[BEGIN SUPPLIED MATERIAL]

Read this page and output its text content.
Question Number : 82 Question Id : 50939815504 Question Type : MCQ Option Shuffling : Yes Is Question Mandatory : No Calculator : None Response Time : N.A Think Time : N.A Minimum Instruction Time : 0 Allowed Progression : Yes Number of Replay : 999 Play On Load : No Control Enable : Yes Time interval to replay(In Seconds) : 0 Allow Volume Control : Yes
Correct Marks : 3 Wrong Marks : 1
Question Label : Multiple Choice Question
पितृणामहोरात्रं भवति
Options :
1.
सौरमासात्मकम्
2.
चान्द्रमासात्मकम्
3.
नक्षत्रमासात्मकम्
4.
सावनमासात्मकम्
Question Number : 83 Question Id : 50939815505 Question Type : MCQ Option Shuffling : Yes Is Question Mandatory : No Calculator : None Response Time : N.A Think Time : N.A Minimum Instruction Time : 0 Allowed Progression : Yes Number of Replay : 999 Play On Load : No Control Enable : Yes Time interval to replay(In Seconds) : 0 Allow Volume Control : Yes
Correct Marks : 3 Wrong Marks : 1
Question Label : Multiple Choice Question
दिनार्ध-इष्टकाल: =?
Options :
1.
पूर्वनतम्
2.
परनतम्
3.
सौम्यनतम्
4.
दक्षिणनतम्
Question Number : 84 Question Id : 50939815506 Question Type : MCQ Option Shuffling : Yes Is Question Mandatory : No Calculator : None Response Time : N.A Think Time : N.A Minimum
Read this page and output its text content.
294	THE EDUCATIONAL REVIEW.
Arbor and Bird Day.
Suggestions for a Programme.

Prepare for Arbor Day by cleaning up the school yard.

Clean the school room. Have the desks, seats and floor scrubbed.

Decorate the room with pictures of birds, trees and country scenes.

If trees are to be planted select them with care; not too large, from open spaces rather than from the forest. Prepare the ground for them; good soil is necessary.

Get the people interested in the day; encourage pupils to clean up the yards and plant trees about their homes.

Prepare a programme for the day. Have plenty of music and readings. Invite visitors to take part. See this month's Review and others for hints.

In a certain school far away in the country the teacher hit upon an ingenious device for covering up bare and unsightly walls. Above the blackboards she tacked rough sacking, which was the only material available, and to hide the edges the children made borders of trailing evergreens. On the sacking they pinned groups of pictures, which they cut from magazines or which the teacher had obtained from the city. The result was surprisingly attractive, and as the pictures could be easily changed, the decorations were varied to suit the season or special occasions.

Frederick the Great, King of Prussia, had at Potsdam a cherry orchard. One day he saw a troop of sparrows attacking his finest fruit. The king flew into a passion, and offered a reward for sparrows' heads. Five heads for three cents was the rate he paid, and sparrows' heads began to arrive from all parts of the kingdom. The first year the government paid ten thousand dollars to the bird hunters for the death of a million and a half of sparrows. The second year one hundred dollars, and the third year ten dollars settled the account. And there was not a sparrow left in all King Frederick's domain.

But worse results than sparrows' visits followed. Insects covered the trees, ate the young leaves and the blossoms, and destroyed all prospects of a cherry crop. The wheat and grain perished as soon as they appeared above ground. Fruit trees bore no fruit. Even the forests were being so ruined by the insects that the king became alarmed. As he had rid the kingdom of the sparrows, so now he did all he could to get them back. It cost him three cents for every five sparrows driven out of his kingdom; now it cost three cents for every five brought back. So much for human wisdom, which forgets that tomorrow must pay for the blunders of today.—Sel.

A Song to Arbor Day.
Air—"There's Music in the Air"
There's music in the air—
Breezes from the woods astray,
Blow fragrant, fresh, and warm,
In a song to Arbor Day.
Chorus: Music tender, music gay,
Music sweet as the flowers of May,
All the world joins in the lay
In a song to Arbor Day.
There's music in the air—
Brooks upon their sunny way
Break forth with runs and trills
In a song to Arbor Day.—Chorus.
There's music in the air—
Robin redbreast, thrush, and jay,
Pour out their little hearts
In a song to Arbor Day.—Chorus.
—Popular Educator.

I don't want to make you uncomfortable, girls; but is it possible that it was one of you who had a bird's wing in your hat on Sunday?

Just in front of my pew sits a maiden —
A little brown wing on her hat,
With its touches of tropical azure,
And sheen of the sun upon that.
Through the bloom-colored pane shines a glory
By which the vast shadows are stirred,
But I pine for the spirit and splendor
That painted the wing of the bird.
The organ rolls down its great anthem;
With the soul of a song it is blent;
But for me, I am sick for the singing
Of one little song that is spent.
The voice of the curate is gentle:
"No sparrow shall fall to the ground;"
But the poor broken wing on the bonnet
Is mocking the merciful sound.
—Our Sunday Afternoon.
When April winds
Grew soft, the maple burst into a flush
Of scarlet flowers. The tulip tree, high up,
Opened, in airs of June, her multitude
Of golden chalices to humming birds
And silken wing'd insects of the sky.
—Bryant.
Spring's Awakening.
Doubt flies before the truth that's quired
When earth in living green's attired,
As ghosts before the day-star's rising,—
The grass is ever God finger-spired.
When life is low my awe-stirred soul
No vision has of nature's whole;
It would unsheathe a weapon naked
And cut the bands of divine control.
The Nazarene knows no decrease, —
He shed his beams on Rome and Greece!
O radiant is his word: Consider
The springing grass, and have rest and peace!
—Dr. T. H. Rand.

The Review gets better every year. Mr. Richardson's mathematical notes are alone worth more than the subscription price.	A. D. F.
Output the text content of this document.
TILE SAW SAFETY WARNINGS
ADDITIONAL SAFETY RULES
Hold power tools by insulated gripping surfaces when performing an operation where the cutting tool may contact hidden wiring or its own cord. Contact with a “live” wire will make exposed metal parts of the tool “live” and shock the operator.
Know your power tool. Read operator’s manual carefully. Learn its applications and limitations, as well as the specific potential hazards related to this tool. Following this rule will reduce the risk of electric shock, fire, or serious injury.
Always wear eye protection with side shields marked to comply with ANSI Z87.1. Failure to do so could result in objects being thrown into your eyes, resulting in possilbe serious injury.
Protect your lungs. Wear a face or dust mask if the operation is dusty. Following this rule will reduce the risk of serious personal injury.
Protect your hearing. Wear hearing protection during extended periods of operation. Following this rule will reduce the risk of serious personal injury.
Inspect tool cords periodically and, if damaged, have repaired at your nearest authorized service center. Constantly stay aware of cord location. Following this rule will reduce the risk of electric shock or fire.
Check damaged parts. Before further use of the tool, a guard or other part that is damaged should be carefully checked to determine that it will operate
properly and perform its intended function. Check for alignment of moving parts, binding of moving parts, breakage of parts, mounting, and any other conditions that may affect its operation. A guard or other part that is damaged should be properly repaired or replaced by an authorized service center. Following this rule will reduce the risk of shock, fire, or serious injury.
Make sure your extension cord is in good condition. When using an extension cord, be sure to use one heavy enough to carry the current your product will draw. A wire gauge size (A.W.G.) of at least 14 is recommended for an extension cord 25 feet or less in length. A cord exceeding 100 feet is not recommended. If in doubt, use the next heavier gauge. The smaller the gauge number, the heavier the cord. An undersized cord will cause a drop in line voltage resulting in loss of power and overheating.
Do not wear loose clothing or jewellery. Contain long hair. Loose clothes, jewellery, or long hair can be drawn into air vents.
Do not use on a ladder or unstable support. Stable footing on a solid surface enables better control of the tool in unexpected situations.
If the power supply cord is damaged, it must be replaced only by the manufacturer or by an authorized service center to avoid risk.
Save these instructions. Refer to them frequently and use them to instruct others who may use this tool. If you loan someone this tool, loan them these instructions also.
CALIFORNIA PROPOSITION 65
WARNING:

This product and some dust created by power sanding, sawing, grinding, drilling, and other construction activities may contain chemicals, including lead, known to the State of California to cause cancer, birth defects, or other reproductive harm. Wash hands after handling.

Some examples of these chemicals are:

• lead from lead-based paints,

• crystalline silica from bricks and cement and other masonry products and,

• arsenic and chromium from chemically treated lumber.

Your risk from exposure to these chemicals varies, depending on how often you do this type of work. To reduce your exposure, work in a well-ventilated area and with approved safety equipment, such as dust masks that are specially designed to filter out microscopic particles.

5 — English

[END SUPPLIED MATERIAL]

* [WRITTEN INSTRUCTION]: Above are records; say how many of their lines contain the word "Time", giving only the number.

* [WORKED ANSWER]: 3